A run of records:
[start]

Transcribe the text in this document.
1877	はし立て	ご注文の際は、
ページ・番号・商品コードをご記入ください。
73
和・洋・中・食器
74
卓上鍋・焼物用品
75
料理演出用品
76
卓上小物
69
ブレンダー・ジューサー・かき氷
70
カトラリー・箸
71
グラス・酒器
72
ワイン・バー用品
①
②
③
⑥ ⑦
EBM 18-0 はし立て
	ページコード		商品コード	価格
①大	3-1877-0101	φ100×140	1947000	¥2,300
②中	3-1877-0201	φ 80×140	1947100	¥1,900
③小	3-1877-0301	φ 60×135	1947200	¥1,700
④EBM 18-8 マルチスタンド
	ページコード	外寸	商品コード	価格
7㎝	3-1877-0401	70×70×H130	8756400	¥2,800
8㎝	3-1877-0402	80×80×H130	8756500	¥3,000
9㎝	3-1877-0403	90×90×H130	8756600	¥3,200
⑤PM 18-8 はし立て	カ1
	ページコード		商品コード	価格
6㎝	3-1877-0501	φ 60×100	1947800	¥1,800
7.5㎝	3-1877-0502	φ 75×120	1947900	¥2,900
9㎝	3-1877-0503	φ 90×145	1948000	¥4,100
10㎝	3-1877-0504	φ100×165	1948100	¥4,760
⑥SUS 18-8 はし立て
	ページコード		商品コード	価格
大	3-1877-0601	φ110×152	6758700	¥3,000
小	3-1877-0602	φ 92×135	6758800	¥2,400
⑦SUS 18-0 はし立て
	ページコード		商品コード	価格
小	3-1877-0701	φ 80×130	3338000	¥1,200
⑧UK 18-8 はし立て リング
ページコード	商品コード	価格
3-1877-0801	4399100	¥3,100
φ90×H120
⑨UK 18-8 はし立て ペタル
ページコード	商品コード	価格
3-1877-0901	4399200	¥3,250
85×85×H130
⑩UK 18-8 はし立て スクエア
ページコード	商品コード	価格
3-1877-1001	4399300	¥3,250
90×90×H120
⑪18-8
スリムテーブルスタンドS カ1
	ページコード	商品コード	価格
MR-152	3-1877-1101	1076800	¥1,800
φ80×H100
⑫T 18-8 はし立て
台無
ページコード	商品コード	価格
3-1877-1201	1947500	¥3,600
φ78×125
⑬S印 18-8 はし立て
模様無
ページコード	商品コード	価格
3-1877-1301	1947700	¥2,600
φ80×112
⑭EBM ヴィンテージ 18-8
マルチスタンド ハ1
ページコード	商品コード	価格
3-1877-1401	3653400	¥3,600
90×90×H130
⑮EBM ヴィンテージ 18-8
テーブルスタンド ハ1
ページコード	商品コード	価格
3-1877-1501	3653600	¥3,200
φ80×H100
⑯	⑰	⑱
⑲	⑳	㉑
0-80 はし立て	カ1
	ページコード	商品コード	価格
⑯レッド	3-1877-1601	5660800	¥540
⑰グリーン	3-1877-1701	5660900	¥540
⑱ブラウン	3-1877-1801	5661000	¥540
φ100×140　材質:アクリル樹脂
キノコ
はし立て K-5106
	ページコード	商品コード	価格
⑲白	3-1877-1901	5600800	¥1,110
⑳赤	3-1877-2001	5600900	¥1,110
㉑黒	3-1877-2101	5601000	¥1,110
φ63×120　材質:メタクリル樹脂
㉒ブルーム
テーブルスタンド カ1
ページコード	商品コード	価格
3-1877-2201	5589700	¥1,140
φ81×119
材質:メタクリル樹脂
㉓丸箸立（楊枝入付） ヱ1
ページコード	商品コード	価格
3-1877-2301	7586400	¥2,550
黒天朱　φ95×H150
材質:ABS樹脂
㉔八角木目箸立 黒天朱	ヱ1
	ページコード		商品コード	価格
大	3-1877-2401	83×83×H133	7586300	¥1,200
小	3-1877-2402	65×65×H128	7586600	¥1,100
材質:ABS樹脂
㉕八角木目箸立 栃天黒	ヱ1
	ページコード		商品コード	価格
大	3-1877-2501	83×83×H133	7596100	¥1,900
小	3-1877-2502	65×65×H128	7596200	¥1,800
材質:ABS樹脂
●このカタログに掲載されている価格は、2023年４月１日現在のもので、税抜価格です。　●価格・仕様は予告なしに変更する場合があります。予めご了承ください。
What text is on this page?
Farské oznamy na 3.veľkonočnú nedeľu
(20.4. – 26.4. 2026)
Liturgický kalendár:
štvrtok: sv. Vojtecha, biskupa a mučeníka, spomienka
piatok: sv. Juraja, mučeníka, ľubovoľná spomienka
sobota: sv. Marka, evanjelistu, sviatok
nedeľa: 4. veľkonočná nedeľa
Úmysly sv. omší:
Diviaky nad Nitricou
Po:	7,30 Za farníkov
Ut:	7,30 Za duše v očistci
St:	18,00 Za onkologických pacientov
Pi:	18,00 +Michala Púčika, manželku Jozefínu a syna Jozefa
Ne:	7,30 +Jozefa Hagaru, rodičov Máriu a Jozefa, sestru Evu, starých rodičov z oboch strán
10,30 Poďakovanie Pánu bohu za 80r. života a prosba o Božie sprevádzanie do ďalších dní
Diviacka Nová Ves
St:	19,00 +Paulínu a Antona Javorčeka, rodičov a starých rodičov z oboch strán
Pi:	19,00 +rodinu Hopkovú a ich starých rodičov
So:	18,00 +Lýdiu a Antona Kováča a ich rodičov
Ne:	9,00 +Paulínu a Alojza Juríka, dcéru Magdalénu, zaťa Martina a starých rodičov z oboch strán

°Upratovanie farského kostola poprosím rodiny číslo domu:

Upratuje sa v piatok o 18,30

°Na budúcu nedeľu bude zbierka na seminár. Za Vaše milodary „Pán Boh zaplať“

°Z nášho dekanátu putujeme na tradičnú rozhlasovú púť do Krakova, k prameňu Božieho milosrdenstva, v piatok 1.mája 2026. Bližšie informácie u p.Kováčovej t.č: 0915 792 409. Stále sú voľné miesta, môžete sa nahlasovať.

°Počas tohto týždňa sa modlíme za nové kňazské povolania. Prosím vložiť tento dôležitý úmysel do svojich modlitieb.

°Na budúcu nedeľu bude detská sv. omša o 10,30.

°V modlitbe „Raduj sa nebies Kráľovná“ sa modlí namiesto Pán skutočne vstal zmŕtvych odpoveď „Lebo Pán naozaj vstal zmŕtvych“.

[end]

# Required work
Look through the entries and work out how many lines have the word "text" in them; reply with that number only.

# Result for this exercise
2